- _Aim_
Your task is to copy every line of this material exactly.

- _Source data_
------
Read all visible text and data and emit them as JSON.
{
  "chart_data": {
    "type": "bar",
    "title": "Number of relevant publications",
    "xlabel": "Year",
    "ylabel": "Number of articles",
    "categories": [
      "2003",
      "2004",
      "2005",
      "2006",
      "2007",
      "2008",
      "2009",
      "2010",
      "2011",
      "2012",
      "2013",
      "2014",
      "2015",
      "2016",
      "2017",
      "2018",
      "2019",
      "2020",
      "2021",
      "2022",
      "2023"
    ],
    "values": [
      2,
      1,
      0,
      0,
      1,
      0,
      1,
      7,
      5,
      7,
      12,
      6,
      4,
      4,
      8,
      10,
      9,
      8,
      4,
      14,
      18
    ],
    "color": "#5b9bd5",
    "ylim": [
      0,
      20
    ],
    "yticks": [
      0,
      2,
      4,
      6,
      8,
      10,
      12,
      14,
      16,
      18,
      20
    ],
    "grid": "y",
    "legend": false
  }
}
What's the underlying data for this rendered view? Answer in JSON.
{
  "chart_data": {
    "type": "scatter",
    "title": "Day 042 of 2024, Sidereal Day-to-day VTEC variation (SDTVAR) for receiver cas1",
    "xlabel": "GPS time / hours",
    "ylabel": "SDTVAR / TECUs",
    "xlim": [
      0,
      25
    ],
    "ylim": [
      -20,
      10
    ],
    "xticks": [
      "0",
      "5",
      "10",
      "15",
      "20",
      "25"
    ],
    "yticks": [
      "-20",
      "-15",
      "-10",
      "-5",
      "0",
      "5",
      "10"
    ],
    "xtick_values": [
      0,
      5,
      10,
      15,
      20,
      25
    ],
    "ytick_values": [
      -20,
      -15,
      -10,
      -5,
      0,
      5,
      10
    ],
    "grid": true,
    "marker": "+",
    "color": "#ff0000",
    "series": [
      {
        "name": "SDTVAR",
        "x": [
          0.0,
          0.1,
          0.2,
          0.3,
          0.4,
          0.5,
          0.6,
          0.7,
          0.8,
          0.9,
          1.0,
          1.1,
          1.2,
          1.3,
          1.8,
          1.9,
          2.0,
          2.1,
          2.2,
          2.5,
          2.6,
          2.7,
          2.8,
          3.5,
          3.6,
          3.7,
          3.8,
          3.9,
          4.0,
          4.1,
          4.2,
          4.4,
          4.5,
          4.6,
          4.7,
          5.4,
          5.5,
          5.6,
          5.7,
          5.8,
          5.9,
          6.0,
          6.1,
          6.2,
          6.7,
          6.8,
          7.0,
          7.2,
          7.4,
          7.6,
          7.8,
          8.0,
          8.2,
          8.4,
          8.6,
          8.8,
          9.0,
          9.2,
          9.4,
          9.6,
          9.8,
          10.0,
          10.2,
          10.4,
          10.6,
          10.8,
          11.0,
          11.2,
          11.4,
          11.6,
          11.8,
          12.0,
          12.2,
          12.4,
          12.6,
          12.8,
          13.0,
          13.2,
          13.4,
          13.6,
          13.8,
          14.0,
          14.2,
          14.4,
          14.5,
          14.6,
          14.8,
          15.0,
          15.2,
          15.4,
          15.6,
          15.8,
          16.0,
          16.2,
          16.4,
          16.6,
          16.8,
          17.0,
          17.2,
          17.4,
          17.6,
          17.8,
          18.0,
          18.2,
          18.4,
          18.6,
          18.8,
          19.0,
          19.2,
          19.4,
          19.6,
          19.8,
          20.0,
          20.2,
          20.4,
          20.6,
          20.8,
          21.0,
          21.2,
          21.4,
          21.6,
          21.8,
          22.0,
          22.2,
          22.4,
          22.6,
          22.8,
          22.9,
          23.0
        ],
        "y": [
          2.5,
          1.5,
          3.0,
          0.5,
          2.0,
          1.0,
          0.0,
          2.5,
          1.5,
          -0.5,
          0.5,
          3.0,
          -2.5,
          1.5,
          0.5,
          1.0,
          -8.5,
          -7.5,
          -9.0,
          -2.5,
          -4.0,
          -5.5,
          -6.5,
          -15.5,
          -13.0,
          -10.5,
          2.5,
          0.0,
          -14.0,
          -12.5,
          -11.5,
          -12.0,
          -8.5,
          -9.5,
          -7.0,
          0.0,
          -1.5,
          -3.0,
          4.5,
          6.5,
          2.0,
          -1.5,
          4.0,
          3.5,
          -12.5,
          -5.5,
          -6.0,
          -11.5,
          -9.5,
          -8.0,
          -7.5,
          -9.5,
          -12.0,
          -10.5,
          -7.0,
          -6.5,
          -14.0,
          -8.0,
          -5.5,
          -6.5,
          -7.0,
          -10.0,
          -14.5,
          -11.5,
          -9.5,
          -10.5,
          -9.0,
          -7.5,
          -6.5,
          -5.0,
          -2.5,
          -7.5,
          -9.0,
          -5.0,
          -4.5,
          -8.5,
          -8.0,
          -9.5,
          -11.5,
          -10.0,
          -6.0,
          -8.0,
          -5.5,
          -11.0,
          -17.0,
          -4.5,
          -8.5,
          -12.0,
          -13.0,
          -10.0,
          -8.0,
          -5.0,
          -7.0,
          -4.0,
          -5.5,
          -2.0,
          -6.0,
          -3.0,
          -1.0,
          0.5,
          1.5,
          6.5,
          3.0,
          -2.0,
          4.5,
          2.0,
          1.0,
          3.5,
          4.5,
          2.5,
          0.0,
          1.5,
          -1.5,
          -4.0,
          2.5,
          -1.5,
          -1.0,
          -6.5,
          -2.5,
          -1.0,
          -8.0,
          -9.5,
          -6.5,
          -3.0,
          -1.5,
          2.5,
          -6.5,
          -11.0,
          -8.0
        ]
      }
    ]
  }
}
------
- _Exercise output_
Read all visible text and data and emit them as JSON.
{
  "chart_data": {
    "type": "bar",
    "title": "Number of relevant publications",
    "xlabel": "Year",
    "ylabel": "Number of articles",
    "categories": [
      "2003",
      "2004",
      "2005",
      "2006",
      "2007",
      "2008",
      "2009",
      "2010",
      "2011",
      "2012",
      "2013",
      "2014",
      "2015",
      "2016",
      "2017",
      "2018",
      "2019",
      "2020",
      "2021",
      "2022",
      "2023"
    ],
    "values": [
      2,
      1,
      0,
      0,
      1,
      0,
      1,
      7,
      5,
      7,
      12,
      6,
      4,
      4,
      8,
      10,
      9,
      8,
      4,
      14,
      18
    ],
    "color": "#5b9bd5",
    "ylim": [
      0,
      20
    ],
    "yticks": [
      0,
      2,
      4,
      6,
      8,
      10,
      12,
      14,
      16,
      18,
      20
    ],
    "grid": "y",
    "legend": false
  }
}
What's the underlying data for this rendered view? Answer in JSON.
{
  "chart_data": {
    "type": "scatter",
    "title": "Day 042 of 2024, Sidereal Day-to-day VTEC variation (SDTVAR) for receiver cas1",
    "xlabel": "GPS time / hours",
    "ylabel": "SDTVAR / TECUs",
    "xlim": [
      0,
      25
    ],
    "ylim": [
      -20,
      10
    ],
    "xticks": [
      "0",
      "5",
      "10",
      "15",
      "20",
      "25"
    ],
    "yticks": [
      "-20",
      "-15",
      "-10",
      "-5",
      "0",
      "5",
      "10"
    ],
    "xtick_values": [
      0,
      5,
      10,
      15,
      20,
      25
    ],
    "ytick_values": [
      -20,
      -15,
      -10,
      -5,
      0,
      5,
      10
    ],
    "grid": true,
    "marker": "+",
    "color": "#ff0000",
    "series": [
      {
        "name": "SDTVAR",
        "x": [
          0.0,
          0.1,
          0.2,
          0.3,
          0.4,
          0.5,
          0.6,
          0.7,
          0.8,
          0.9,
          1.0,
          1.1,
          1.2,
          1.3,
          1.8,
          1.9,
          2.0,
          2.1,
          2.2,
          2.5,
          2.6,
          2.7,
          2.8,
          3.5,
          3.6,
          3.7,
          3.8,
          3.9,
          4.0,
          4.1,
          4.2,
          4.4,
          4.5,
          4.6,
          4.7,
          5.4,
          5.5,
          5.6,
          5.7,
          5.8,
          5.9,
          6.0,
          6.1,
          6.2,
          6.7,
          6.8,
          7.0,
          7.2,
          7.4,
          7.6,
          7.8,
          8.0,
          8.2,
          8.4,
          8.6,
          8.8,
          9.0,
          9.2,
          9.4,
          9.6,
          9.8,
          10.0,
          10.2,
          10.4,
          10.6,
          10.8,
          11.0,
          11.2,
          11.4,
          11.6,
          11.8,
          12.0,
          12.2,
          12.4,
          12.6,
          12.8,
          13.0,
          13.2,
          13.4,
          13.6,
          13.8,
          14.0,
          14.2,
          14.4,
          14.5,
          14.6,
          14.8,
          15.0,
          15.2,
          15.4,
          15.6,
          15.8,
          16.0,
          16.2,
          16.4,
          16.6,
          16.8,
          17.0,
          17.2,
          17.4,
          17.6,
          17.8,
          18.0,
          18.2,
          18.4,
          18.6,
          18.8,
          19.0,
          19.2,
          19.4,
          19.6,
          19.8,
          20.0,
          20.2,
          20.4,
          20.6,
          20.8,
          21.0,
          21.2,
          21.4,
          21.6,
          21.8,
          22.0,
          22.2,
          22.4,
          22.6,
          22.8,
          22.9,
          23.0
        ],
        "y": [
          2.5,
          1.5,
          3.0,
          0.5,
          2.0,
          1.0,
          0.0,
          2.5,
          1.5,
          -0.5,
          0.5,
          3.0,
          -2.5,
          1.5,
          0.5,
          1.0,
          -8.5,
          -7.5,
          -9.0,
          -2.5,
          -4.0,
          -5.5,
          -6.5,
          -15.5,
          -13.0,
          -10.5,
          2.5,
          0.0,
          -14.0,
          -12.5,
          -11.5,
          -12.0,
          -8.5,
          -9.5,
          -7.0,
          0.0,
          -1.5,
          -3.0,
          4.5,
          6.5,
          2.0,
          -1.5,
          4.0,
          3.5,
          -12.5,
          -5.5,
          -6.0,
          -11.5,
          -9.5,
          -8.0,
          -7.5,
          -9.5,
          -12.0,
          -10.5,
          -7.0,
          -6.5,
          -14.0,
          -8.0,
          -5.5,
          -6.5,
          -7.0,
          -10.0,
          -14.5,
          -11.5,
          -9.5,
          -10.5,
          -9.0,
          -7.5,
          -6.5,
          -5.0,
          -2.5,
          -7.5,
          -9.0,
          -5.0,
          -4.5,
          -8.5,
          -8.0,
          -9.5,
          -11.5,
          -10.0,
          -6.0,
          -8.0,
          -5.5,
          -11.0,
          -17.0,
          -4.5,
          -8.5,
          -12.0,
          -13.0,
          -10.0,
          -8.0,
          -5.0,
          -7.0,
          -4.0,
          -5.5,
          -2.0,
          -6.0,
          -3.0,
          -1.0,
          0.5,
          1.5,
          6.5,
          3.0,
          -2.0,
          4.5,
          2.0,
          1.0,
          3.5,
          4.5,
          2.5,
          0.0,
          1.5,
          -1.5,
          -4.0,
          2.5,
          -1.5,
          -1.0,
          -6.5,
          -2.5,
          -1.0,
          -8.0,
          -9.5,
          -6.5,
          -3.0,
          -1.5,
          2.5,
          -6.5,
          -11.0,
          -8.0
        ]
      }
    ]
  }
}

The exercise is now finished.